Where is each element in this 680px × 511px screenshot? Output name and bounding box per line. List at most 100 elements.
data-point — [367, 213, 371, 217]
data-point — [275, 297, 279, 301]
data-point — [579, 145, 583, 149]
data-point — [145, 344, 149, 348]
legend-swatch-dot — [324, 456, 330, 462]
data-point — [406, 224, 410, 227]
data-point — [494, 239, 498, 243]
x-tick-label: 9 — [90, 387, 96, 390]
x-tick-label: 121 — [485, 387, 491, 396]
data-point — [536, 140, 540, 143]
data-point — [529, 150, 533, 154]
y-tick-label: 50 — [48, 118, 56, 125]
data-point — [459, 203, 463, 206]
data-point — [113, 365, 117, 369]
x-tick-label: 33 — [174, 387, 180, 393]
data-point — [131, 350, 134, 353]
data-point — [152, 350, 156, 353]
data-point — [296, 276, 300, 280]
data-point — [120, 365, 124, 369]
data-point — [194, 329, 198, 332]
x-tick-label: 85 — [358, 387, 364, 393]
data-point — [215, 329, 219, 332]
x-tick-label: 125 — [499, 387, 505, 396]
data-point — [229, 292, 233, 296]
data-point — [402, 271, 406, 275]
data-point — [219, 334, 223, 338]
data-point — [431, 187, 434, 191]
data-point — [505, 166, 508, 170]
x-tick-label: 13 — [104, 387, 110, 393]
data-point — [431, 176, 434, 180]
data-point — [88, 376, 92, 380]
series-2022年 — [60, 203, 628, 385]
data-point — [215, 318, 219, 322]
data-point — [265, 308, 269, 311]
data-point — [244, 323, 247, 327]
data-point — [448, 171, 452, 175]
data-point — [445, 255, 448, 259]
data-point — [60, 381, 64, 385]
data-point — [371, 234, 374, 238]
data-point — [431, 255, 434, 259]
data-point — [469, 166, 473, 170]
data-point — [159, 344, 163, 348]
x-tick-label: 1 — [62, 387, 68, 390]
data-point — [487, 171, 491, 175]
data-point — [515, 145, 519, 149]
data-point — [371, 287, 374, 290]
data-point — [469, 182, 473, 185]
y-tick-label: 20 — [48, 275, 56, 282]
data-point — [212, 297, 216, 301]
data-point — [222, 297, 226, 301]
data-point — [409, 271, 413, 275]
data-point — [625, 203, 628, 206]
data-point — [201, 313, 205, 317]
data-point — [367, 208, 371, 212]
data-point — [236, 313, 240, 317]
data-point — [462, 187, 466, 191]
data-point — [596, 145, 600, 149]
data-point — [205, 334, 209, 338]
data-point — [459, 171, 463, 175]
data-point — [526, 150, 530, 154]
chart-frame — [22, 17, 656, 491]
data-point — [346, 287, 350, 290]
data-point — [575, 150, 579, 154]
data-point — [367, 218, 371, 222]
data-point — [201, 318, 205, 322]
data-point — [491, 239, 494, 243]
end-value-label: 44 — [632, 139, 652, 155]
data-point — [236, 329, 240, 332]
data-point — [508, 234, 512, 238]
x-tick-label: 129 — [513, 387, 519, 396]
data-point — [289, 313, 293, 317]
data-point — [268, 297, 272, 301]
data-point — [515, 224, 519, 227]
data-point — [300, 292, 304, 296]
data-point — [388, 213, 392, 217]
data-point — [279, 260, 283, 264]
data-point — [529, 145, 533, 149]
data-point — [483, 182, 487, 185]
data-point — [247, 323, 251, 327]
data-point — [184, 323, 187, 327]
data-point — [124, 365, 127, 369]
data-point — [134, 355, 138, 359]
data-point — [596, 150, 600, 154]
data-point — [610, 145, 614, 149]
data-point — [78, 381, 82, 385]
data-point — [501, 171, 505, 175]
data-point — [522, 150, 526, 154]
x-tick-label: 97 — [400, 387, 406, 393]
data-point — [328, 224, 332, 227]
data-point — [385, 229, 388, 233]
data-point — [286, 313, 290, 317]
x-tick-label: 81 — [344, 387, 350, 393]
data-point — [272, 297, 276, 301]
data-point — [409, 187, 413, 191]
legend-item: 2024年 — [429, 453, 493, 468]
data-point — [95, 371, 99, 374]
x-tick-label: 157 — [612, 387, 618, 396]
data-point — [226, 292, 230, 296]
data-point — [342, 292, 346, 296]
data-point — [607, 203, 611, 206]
________________
-- Task description --
Rewrite every line of the records above as a JSON list of strings, one string per line, leaving out blank lines.

-- Result of this task --
[
  "Where is each element in this 680px × 511px screenshot? Output name and bounding box per line. List at most 100 elements.",
  "data-point — [367, 213, 371, 217]",
  "data-point — [275, 297, 279, 301]",
  "data-point — [579, 145, 583, 149]",
  "data-point — [145, 344, 149, 348]",
  "legend-swatch-dot — [324, 456, 330, 462]",
  "data-point — [406, 224, 410, 227]",
  "data-point — [494, 239, 498, 243]",
  "x-tick-label: 9 — [90, 387, 96, 390]",
  "x-tick-label: 121 — [485, 387, 491, 396]",
  "data-point — [536, 140, 540, 143]",
  "data-point — [529, 150, 533, 154]",
  "y-tick-label: 50 — [48, 118, 56, 125]",
  "data-point — [459, 203, 463, 206]",
  "data-point — [113, 365, 117, 369]",
  "x-tick-label: 33 — [174, 387, 180, 393]",
  "data-point — [131, 350, 134, 353]",
  "data-point — [152, 350, 156, 353]",
  "data-point — [296, 276, 300, 280]",
  "data-point — [120, 365, 124, 369]",
  "data-point — [194, 329, 198, 332]",
  "x-tick-label: 85 — [358, 387, 364, 393]",
  "data-point — [215, 329, 219, 332]",
  "x-tick-label: 125 — [499, 387, 505, 396]",
  "data-point — [229, 292, 233, 296]",
  "data-point — [402, 271, 406, 275]",
  "data-point — [219, 334, 223, 338]",
  "data-point — [431, 187, 434, 191]",
  "data-point — [505, 166, 508, 170]",
  "x-tick-label: 13 — [104, 387, 110, 393]",
  "data-point — [431, 176, 434, 180]",
  "data-point — [88, 376, 92, 380]",
  "series-2022年 — [60, 203, 628, 385]",
  "data-point — [215, 318, 219, 322]",
  "data-point — [265, 308, 269, 311]",
  "data-point — [244, 323, 247, 327]",
  "data-point — [448, 171, 452, 175]",
  "data-point — [445, 255, 448, 259]",
  "data-point — [60, 381, 64, 385]",
  "data-point — [371, 234, 374, 238]",
  "data-point — [431, 255, 434, 259]",
  "data-point — [469, 166, 473, 170]",
  "data-point — [159, 344, 163, 348]",
  "x-tick-label: 1 — [62, 387, 68, 390]",
  "data-point — [487, 171, 491, 175]",
  "data-point — [515, 145, 519, 149]",
  "data-point — [371, 287, 374, 290]",
  "data-point — [469, 182, 473, 185]",
  "y-tick-label: 20 — [48, 275, 56, 282]",
  "data-point — [212, 297, 216, 301]",
  "data-point — [222, 297, 226, 301]",
  "data-point — [409, 271, 413, 275]",
  "data-point — [625, 203, 628, 206]",
  "data-point — [201, 313, 205, 317]",
  "data-point — [367, 208, 371, 212]",
  "data-point — [236, 313, 240, 317]",
  "data-point — [462, 187, 466, 191]",
  "data-point — [596, 145, 600, 149]",
  "data-point — [205, 334, 209, 338]",
  "data-point — [459, 171, 463, 175]",
  "data-point — [526, 150, 530, 154]",
  "chart-frame — [22, 17, 656, 491]",
  "data-point — [346, 287, 350, 290]",
  "data-point — [575, 150, 579, 154]",
  "data-point — [367, 218, 371, 222]",
  "data-point — [201, 318, 205, 322]",
  "data-point — [491, 239, 494, 243]",
  "end-value-label: 44 — [632, 139, 652, 155]",
  "data-point — [236, 329, 240, 332]",
  "data-point — [508, 234, 512, 238]",
  "x-tick-label: 129 — [513, 387, 519, 396]",
  "data-point — [289, 313, 293, 317]",
  "data-point — [268, 297, 272, 301]",
  "data-point — [515, 224, 519, 227]",
  "data-point — [300, 292, 304, 296]",
  "data-point — [388, 213, 392, 217]",
  "data-point — [279, 260, 283, 264]",
  "data-point — [529, 145, 533, 149]",
  "data-point — [483, 182, 487, 185]",
  "data-point — [247, 323, 251, 327]",
  "data-point — [184, 323, 187, 327]",
  "data-point — [124, 365, 127, 369]",
  "data-point — [134, 355, 138, 359]",
  "data-point — [596, 150, 600, 154]",
  "data-point — [610, 145, 614, 149]",
  "data-point — [78, 381, 82, 385]",
  "data-point — [501, 171, 505, 175]",
  "data-point — [522, 150, 526, 154]",
  "x-tick-label: 97 — [400, 387, 406, 393]",
  "data-point — [328, 224, 332, 227]",
  "data-point — [385, 229, 388, 233]",
  "data-point — [286, 313, 290, 317]",
  "x-tick-label: 81 — [344, 387, 350, 393]",
  "data-point — [272, 297, 276, 301]",
  "data-point — [409, 187, 413, 191]",
  "legend-item: 2024年 — [429, 453, 493, 468]",
  "data-point — [95, 371, 99, 374]",
  "x-tick-label: 157 — [612, 387, 618, 396]",
  "data-point — [226, 292, 230, 296]",
  "data-point — [342, 292, 346, 296]",
  "data-point — [607, 203, 611, 206]"
]